┌─ PROVIDED RECORDS

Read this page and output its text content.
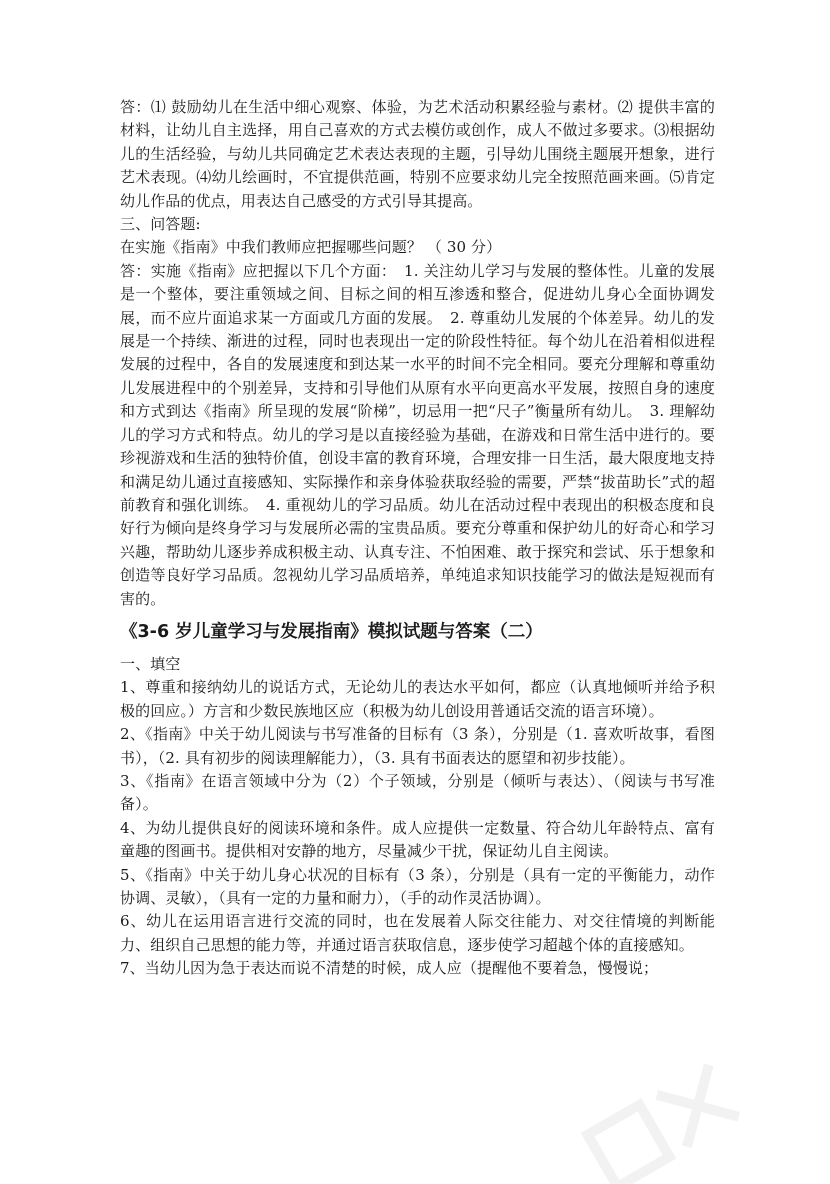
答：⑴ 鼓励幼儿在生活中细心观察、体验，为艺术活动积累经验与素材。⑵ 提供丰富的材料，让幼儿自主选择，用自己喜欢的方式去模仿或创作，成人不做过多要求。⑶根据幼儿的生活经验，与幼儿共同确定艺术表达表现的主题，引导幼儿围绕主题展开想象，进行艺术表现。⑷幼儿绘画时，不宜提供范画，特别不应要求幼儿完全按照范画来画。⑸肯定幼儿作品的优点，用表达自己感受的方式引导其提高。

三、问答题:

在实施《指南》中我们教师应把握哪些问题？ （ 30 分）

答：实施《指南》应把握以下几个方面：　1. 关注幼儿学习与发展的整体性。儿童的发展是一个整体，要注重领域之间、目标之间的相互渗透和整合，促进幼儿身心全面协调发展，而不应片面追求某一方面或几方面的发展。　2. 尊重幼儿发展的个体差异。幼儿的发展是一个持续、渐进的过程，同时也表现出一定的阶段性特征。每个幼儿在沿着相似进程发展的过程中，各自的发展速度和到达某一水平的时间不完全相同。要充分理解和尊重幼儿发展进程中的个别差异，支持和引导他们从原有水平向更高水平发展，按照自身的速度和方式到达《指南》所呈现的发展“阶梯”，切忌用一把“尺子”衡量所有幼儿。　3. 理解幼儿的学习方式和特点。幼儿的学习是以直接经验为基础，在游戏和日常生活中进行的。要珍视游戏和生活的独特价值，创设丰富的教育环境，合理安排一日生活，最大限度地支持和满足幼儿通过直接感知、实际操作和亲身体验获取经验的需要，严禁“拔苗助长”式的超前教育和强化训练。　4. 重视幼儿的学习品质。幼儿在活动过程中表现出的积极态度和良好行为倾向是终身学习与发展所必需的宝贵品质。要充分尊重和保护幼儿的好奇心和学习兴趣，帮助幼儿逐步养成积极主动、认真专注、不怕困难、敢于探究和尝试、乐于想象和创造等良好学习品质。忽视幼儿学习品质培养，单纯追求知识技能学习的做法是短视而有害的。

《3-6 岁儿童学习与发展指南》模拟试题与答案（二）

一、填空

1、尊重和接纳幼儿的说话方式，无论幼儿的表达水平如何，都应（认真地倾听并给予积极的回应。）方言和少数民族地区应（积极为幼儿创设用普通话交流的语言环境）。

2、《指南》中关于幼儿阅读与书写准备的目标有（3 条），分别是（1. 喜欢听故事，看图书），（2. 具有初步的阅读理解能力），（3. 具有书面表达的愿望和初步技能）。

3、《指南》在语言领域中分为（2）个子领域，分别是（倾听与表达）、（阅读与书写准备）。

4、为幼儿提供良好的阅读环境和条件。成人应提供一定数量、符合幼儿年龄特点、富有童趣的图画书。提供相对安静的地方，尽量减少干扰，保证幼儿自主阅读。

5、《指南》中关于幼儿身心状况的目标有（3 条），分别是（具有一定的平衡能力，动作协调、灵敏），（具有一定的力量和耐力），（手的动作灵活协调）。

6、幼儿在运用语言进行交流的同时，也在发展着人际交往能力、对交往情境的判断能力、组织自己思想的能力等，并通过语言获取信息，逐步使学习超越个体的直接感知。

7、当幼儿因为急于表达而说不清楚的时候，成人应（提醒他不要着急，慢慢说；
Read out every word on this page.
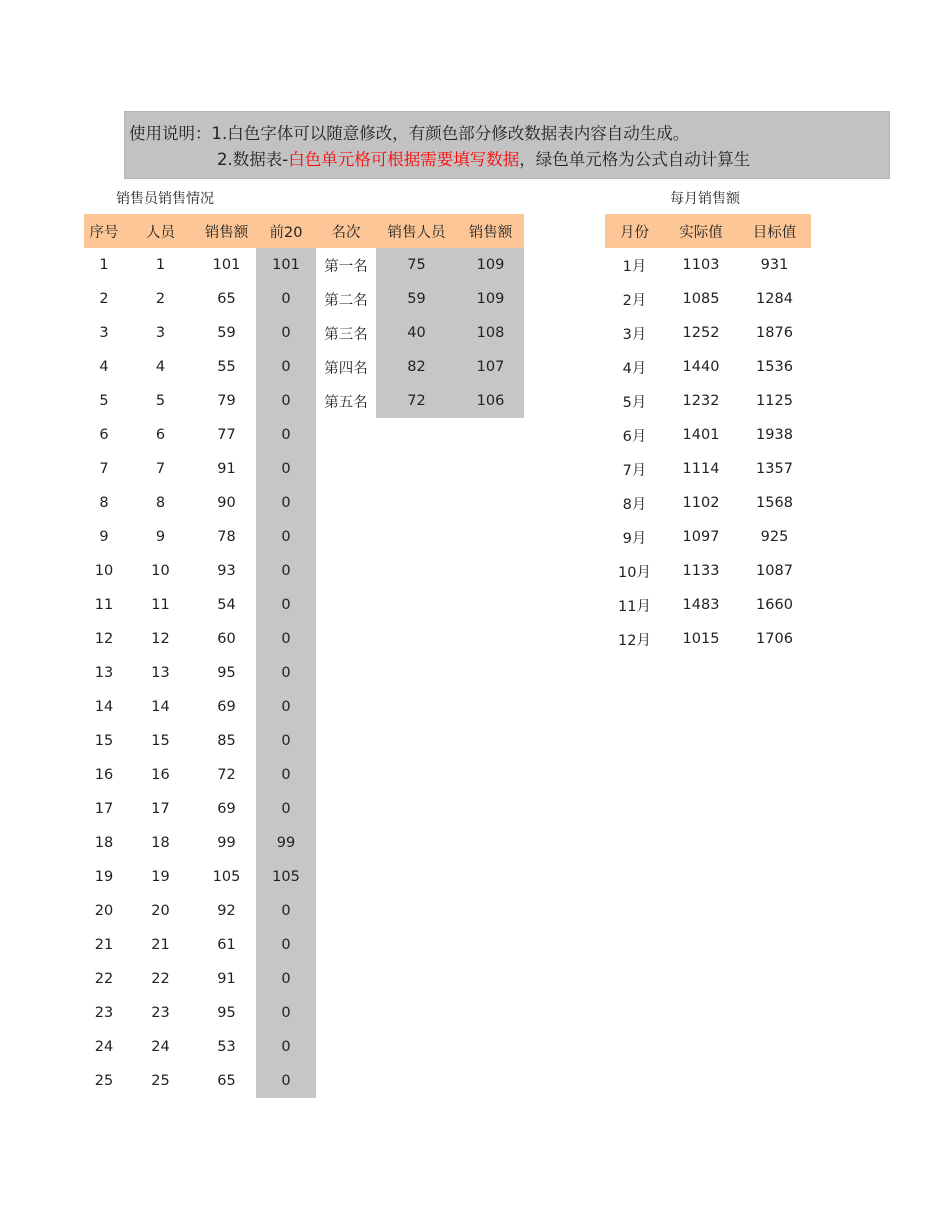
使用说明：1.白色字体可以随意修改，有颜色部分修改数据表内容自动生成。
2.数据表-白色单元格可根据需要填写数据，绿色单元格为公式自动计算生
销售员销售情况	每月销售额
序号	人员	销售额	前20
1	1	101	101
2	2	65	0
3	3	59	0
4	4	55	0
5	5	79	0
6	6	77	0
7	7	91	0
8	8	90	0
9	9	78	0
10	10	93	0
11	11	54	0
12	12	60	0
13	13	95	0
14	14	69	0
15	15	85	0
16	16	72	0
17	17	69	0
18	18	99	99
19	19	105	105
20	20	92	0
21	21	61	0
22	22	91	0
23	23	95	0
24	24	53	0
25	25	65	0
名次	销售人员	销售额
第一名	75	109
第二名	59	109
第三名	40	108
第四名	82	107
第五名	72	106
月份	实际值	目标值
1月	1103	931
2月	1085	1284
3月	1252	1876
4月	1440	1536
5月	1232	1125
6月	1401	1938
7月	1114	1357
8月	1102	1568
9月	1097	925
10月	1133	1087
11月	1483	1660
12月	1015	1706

└─
┌─ PROVIDED RECORDS

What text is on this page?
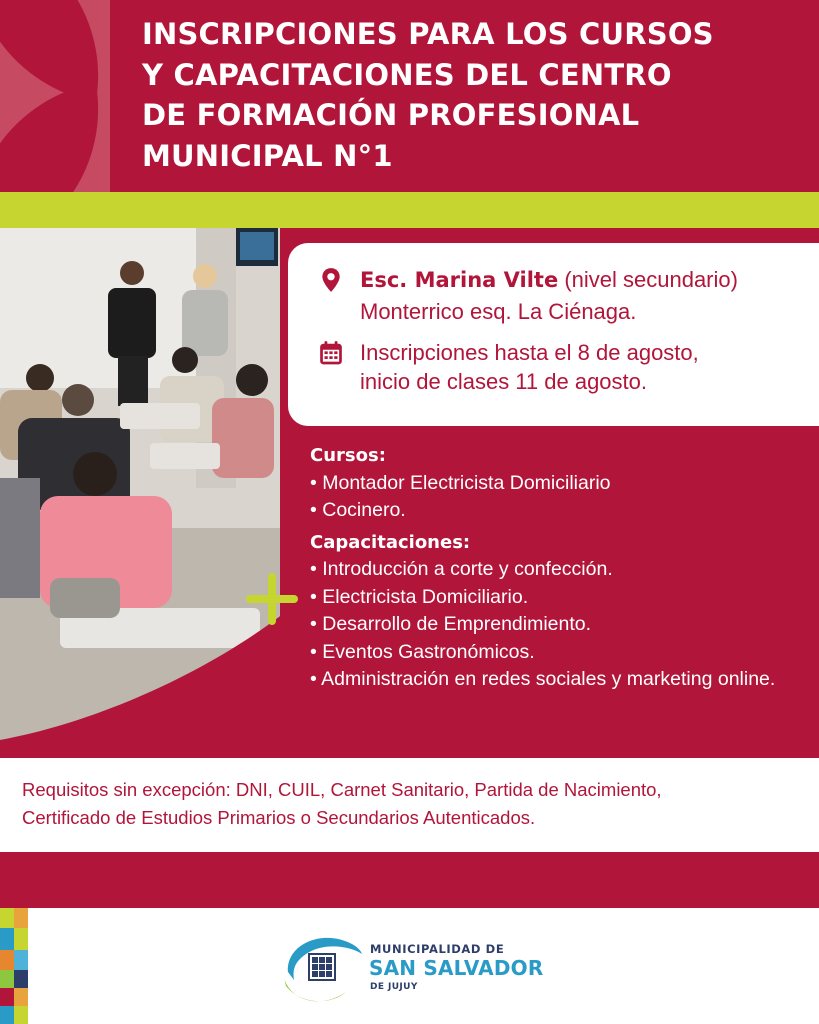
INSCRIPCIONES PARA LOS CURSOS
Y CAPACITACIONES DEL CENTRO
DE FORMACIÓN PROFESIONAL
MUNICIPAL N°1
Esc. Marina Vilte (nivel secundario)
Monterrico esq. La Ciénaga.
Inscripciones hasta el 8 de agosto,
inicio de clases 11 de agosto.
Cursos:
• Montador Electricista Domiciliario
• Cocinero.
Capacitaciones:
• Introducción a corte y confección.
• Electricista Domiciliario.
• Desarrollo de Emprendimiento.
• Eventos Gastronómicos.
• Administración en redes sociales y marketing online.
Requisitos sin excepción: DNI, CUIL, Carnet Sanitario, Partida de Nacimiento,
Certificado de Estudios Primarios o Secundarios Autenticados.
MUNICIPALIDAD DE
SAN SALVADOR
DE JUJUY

└─

• _TASK DESCRIPTION_
Go through the material line by line. Show each line that contains the string "page".

• _TASK ANSWER_
Read this page and output its text content.
Read out every word on this page.
What text is on this page?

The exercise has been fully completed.